**Task objective**
Extract every line that contains the word "Personnel".

**Data listing**

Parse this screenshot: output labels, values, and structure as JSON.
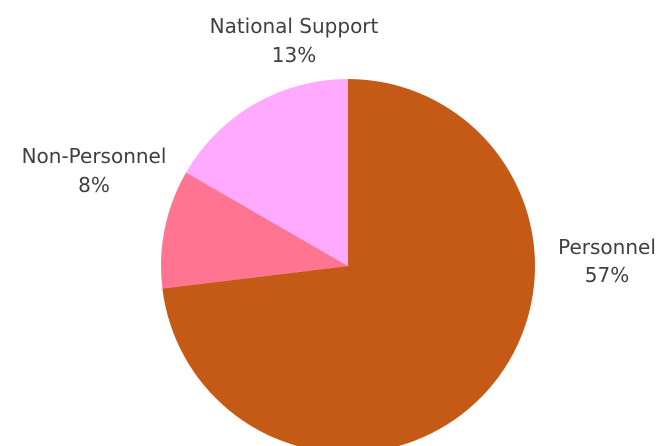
{
  "chart_data": {
    "type": "pie",
    "title": "",
    "start": "top",
    "direction": "clockwise",
    "slices": [
      {
        "label": "Personnel",
        "value": 57,
        "display": "57%",
        "color": "#c55a17"
      },
      {
        "label": "Non-Personnel",
        "value": 8,
        "display": "8%",
        "color": "#ff7490"
      },
      {
        "label": "National Support",
        "value": 13,
        "display": "13%",
        "color": "#ffaaff"
      }
    ]
  }
}
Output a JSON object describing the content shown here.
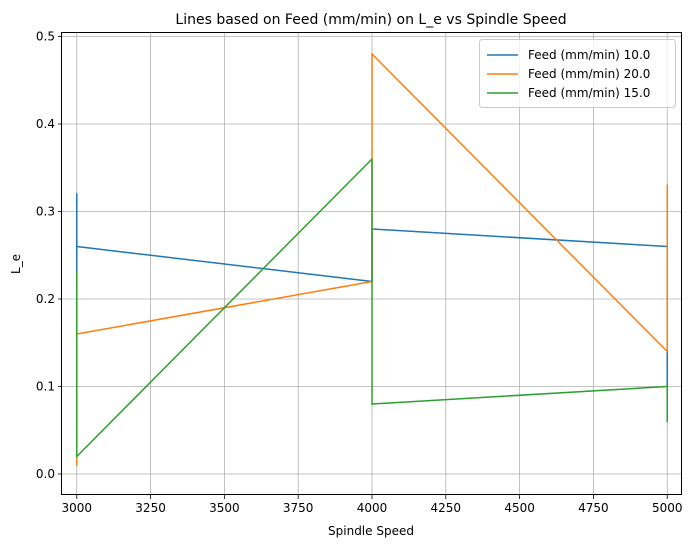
{
  "chart_data": {
    "type": "line",
    "title": "Lines based on Feed (mm/min) on L_e vs Spindle Speed",
    "xlabel": "Spindle Speed",
    "ylabel": "L_e",
    "xlim": [
      2950,
      5050
    ],
    "ylim": [
      -0.024,
      0.504
    ],
    "xticks": [
      3000,
      3250,
      3500,
      3750,
      4000,
      4250,
      4500,
      4750,
      5000
    ],
    "xtick_labels": [
      "3000",
      "3250",
      "3500",
      "3750",
      "4000",
      "4250",
      "4500",
      "4750",
      "5000"
    ],
    "yticks": [
      0.0,
      0.1,
      0.2,
      0.3,
      0.4,
      0.5
    ],
    "ytick_labels": [
      "0.0",
      "0.1",
      "0.2",
      "0.3",
      "0.4",
      "0.5"
    ],
    "grid": true,
    "legend_position": "top-right",
    "series": [
      {
        "name": "Feed (mm/min) 10.0",
        "color": "#1f77b4",
        "x": [
          3000,
          3000,
          3000,
          3000,
          3000,
          4000,
          4000,
          4000,
          5000,
          5000
        ],
        "y": [
          0.32,
          0.06,
          0.32,
          0.26,
          0.26,
          0.22,
          0.28,
          0.28,
          0.26,
          0.06
        ]
      },
      {
        "name": "Feed (mm/min) 20.0",
        "color": "#ff7f0e",
        "x": [
          3000,
          3000,
          3000,
          3000,
          4000,
          4000,
          4000,
          5000,
          5000,
          5000
        ],
        "y": [
          0.01,
          0.21,
          0.01,
          0.16,
          0.22,
          0.48,
          0.48,
          0.14,
          0.33,
          0.14
        ]
      },
      {
        "name": "Feed (mm/min) 15.0",
        "color": "#2ca02c",
        "x": [
          3000,
          3000,
          3000,
          3000,
          4000,
          4000,
          4000,
          4000,
          5000,
          5000
        ],
        "y": [
          0.23,
          0.02,
          0.02,
          0.02,
          0.36,
          0.08,
          0.08,
          0.08,
          0.1,
          0.06
        ]
      }
    ]
  }
}
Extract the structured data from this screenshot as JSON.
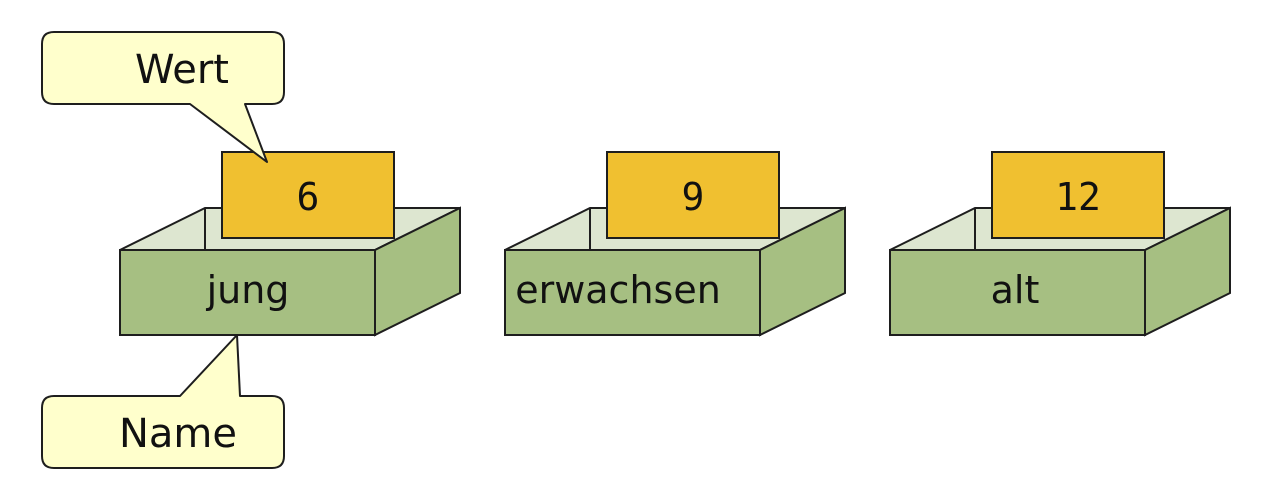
{
  "callouts": {
    "value": "Wert",
    "name": "Name"
  },
  "boxes": [
    {
      "name": "jung",
      "value": "6"
    },
    {
      "name": "erwachsen",
      "value": "9"
    },
    {
      "name": "alt",
      "value": "12"
    }
  ],
  "colors": {
    "callout_fill": "#ffffcc",
    "box_front": "#a6bf82",
    "box_inner": "#dde6d0",
    "card": "#f0c030",
    "stroke": "#1e1e1e"
  }
}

**Output of the task**
        "label": "Personnel",
        "label": "Non-Personnel",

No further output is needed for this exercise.